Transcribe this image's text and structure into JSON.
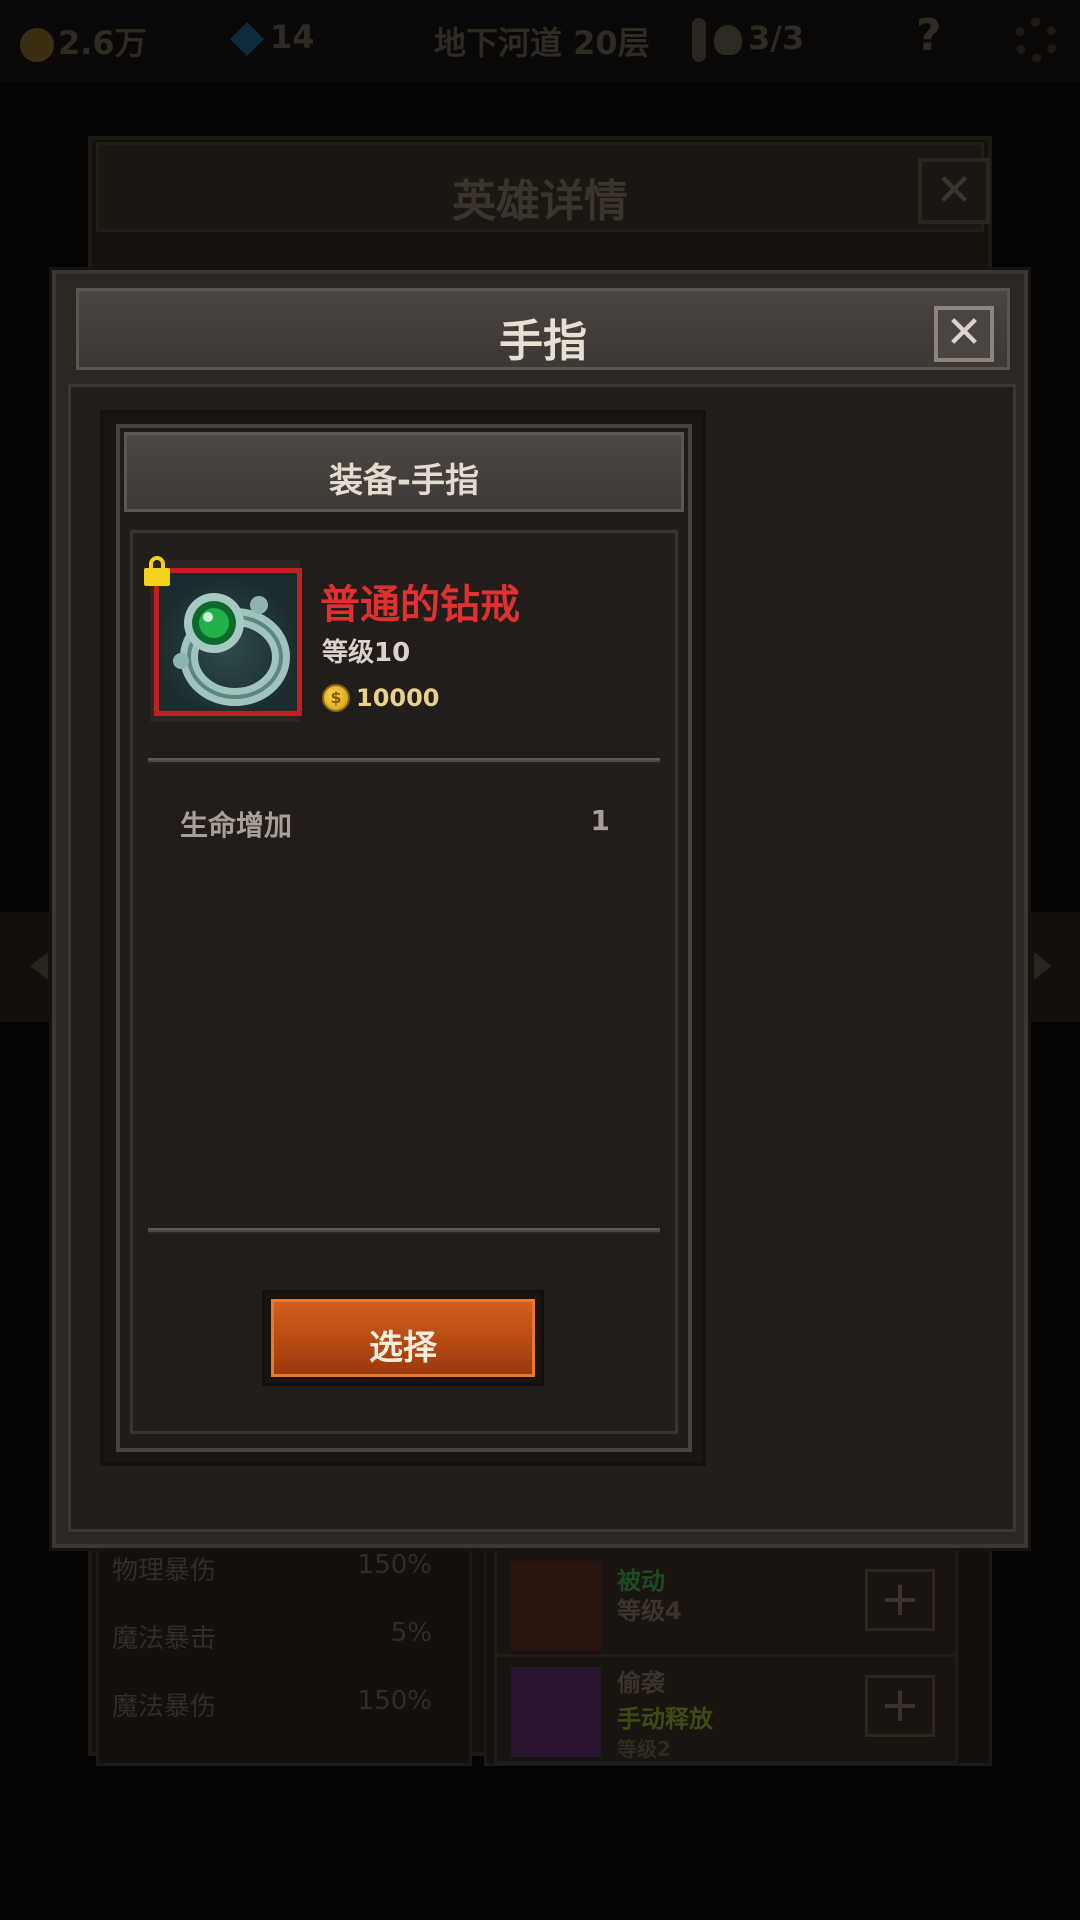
{
  "topbar": {
    "gold": "2.6万",
    "gems": "14",
    "location": "地下河道 20层",
    "keys": "3/3",
    "help": "?"
  },
  "hero_details": {
    "title": "英雄详情",
    "close": "✕",
    "stats": [
      {
        "label": "物理暴伤",
        "value": "150%"
      },
      {
        "label": "魔法暴击",
        "value": "5%"
      },
      {
        "label": "魔法暴伤",
        "value": "150%"
      }
    ],
    "skills": [
      {
        "type": "被动",
        "level": "等级4"
      },
      {
        "name": "偷袭",
        "type": "手动释放",
        "level": "等级2"
      }
    ]
  },
  "dialog": {
    "title": "手指",
    "close": "✕"
  },
  "equip": {
    "header": "装备-手指",
    "item_name": "普通的钻戒",
    "item_level": "等级10",
    "item_price": "10000",
    "attributes": [
      {
        "label": "生命增加",
        "value": "1"
      }
    ],
    "select_label": "选择"
  },
  "colors": {
    "item_name": "#e03030",
    "button": "#c0541a",
    "lock": "#f2d21b",
    "item_border": "#c12020"
  }
}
------------------------------
## Task prompt
All of the data above should be quoted exactly, except for the pictures.

## Problem solution
Transcribe this image's text and structure into JSON.
{
  "topbar": {
    "gold": "2.6万",
    "gems": "14",
    "location": "地下河道 20层",
    "keys": "3/3",
    "help": "?"
  },
  "hero_details": {
    "title": "英雄详情",
    "close": "✕",
    "stats": [
      {
        "label": "物理暴伤",
        "value": "150%"
      },
      {
        "label": "魔法暴击",
        "value": "5%"
      },
      {
        "label": "魔法暴伤",
        "value": "150%"
      }
    ],
    "skills": [
      {
        "type": "被动",
        "level": "等级4"
      },
      {
        "name": "偷袭",
        "type": "手动释放",
        "level": "等级2"
      }
    ]
  },
  "dialog": {
    "title": "手指",
    "close": "✕"
  },
  "equip": {
    "header": "装备-手指",
    "item_name": "普通的钻戒",
    "item_level": "等级10",
    "item_price": "10000",
    "attributes": [
      {
        "label": "生命增加",
        "value": "1"
      }
    ],
    "select_label": "选择"
  },
  "colors": {
    "item_name": "#e03030",
    "button": "#c0541a",
    "lock": "#f2d21b",
    "item_border": "#c12020"
  }
}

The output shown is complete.